STATED TASK: Check each line of the records below and collect those that include the word "Complex".

PROVIDED MATERIAL:
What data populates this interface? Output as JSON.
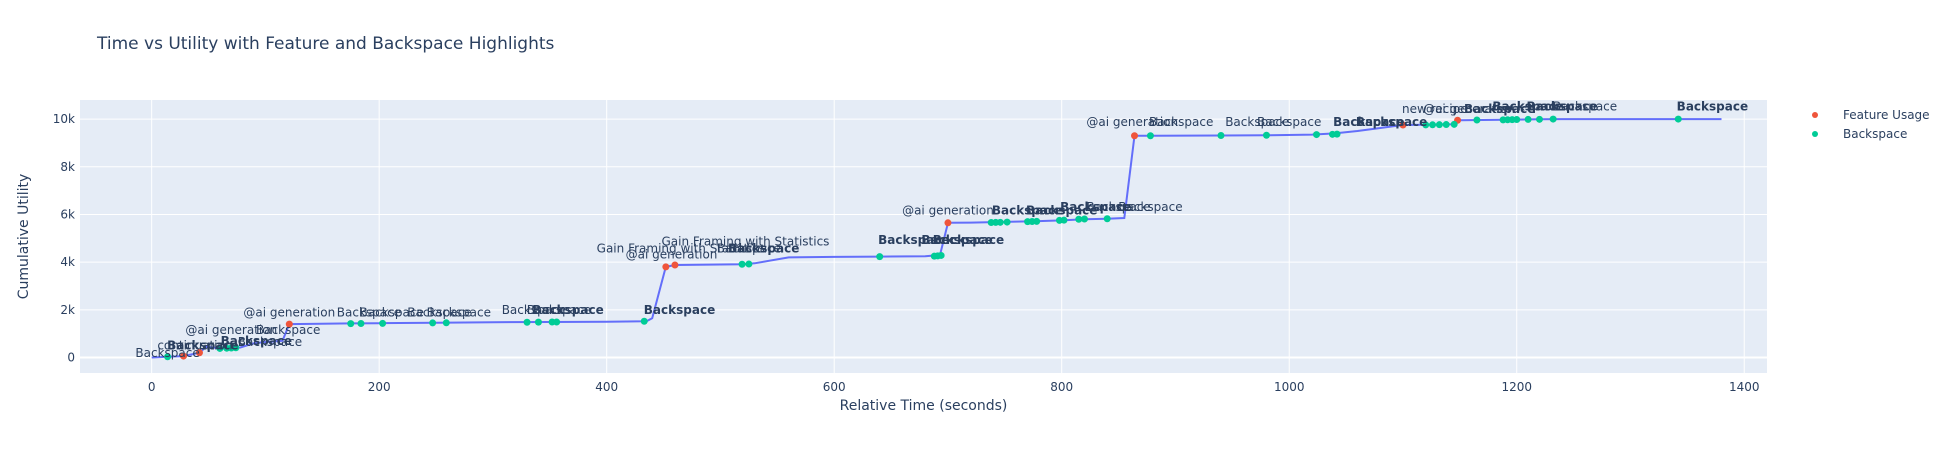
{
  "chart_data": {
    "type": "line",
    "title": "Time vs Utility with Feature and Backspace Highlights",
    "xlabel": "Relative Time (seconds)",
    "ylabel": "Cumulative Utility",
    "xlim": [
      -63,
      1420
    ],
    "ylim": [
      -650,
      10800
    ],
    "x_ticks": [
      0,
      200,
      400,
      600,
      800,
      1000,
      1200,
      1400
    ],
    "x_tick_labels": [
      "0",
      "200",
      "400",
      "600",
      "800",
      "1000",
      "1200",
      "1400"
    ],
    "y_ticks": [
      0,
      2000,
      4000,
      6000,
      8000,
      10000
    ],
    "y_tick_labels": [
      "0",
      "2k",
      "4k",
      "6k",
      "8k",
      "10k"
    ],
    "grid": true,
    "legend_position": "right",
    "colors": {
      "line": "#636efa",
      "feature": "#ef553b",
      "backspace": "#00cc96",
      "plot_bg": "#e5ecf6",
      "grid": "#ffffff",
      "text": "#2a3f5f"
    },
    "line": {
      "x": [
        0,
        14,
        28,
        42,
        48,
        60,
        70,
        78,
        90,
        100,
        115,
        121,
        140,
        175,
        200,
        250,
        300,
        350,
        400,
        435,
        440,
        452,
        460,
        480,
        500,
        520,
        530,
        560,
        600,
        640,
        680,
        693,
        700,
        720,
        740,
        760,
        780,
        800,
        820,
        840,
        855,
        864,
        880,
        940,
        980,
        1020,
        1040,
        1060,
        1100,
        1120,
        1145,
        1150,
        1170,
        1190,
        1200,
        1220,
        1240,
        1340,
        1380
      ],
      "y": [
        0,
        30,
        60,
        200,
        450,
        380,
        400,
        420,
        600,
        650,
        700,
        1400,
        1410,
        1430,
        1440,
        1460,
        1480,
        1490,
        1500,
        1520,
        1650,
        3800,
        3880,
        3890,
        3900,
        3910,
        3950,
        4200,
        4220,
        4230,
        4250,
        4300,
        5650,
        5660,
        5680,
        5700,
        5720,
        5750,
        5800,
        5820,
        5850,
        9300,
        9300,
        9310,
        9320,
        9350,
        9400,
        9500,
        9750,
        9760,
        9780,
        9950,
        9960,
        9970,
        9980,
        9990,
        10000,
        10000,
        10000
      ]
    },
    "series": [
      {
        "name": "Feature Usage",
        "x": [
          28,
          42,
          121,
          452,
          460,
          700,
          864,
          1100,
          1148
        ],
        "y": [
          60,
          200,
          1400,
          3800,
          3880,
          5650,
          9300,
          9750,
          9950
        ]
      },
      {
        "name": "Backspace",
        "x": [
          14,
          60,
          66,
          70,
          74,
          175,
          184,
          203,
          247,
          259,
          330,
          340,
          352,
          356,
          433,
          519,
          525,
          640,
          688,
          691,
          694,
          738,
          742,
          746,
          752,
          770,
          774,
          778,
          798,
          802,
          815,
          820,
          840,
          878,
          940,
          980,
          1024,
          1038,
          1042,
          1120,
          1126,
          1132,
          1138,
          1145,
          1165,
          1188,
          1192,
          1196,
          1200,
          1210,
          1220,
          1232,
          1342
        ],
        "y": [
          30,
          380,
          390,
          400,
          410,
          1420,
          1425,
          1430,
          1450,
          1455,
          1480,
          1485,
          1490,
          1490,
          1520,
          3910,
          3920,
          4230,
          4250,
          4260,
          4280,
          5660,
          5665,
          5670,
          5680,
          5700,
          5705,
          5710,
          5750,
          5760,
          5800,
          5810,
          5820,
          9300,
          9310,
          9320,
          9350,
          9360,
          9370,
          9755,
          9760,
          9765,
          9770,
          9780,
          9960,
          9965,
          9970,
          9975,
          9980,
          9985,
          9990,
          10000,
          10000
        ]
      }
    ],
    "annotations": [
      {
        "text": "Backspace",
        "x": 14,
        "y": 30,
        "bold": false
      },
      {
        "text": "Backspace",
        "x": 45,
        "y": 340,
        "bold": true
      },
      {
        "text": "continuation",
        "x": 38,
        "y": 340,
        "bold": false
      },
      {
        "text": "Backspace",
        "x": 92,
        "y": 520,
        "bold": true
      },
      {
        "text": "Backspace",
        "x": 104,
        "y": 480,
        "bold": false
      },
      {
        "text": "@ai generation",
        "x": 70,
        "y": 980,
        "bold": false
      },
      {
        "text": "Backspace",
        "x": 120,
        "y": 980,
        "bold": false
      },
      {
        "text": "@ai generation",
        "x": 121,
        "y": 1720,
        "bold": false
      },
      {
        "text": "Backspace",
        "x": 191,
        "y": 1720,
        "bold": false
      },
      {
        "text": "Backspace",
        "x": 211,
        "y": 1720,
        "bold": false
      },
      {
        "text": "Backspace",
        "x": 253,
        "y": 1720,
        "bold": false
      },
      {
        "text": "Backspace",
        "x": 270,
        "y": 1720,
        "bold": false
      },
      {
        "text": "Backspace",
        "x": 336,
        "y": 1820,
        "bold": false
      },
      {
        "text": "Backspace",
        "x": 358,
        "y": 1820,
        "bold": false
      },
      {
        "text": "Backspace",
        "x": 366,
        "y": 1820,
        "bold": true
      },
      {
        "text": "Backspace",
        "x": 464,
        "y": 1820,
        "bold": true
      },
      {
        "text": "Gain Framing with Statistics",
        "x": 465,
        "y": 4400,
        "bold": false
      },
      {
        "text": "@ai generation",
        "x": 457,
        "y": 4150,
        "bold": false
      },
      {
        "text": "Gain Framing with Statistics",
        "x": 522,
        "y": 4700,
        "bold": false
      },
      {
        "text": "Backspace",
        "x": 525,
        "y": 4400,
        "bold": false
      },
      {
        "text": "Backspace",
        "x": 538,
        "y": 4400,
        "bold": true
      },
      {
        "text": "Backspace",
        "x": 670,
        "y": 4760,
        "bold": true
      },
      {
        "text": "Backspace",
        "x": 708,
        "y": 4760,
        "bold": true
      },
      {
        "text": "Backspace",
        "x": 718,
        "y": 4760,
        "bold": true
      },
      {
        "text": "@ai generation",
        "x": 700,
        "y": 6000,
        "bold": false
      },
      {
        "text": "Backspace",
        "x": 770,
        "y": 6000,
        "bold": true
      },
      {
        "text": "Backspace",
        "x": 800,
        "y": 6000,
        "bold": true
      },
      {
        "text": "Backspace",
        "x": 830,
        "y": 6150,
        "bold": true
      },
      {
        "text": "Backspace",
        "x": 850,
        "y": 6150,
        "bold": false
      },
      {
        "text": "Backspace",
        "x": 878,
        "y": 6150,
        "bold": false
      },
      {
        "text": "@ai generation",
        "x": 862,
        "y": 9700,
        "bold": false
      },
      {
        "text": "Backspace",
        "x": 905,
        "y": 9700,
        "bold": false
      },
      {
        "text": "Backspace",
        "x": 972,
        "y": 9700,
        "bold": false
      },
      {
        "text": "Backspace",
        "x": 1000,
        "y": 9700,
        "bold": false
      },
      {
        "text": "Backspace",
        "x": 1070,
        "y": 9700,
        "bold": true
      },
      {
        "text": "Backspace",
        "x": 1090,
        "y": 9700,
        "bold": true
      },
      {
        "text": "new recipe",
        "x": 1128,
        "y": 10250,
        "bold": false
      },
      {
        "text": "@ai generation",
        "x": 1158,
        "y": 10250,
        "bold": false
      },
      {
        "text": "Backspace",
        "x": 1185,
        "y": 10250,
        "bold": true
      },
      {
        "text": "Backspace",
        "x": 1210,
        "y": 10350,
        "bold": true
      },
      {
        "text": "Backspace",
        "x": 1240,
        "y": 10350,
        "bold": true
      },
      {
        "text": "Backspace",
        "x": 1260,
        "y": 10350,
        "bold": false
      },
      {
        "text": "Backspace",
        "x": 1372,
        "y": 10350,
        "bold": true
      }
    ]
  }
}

* * *

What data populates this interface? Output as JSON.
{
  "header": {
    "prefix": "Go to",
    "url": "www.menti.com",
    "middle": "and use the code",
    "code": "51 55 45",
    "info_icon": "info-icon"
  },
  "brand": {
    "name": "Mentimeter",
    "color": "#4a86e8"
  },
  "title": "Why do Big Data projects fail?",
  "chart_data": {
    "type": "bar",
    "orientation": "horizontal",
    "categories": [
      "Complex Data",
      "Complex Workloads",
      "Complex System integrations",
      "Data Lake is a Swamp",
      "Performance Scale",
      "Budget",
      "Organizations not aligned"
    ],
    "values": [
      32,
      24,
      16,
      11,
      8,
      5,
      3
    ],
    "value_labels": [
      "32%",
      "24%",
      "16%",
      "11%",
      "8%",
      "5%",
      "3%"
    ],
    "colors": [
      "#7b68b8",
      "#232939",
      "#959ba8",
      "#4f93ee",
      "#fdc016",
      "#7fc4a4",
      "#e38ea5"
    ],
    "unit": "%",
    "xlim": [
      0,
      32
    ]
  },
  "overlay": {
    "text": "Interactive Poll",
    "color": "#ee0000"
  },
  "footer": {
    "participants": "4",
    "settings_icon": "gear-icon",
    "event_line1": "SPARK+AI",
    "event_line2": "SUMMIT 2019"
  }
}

OUTPUT BELOW:
      "Complex Data",
      "Complex Workloads",
      "Complex System integrations",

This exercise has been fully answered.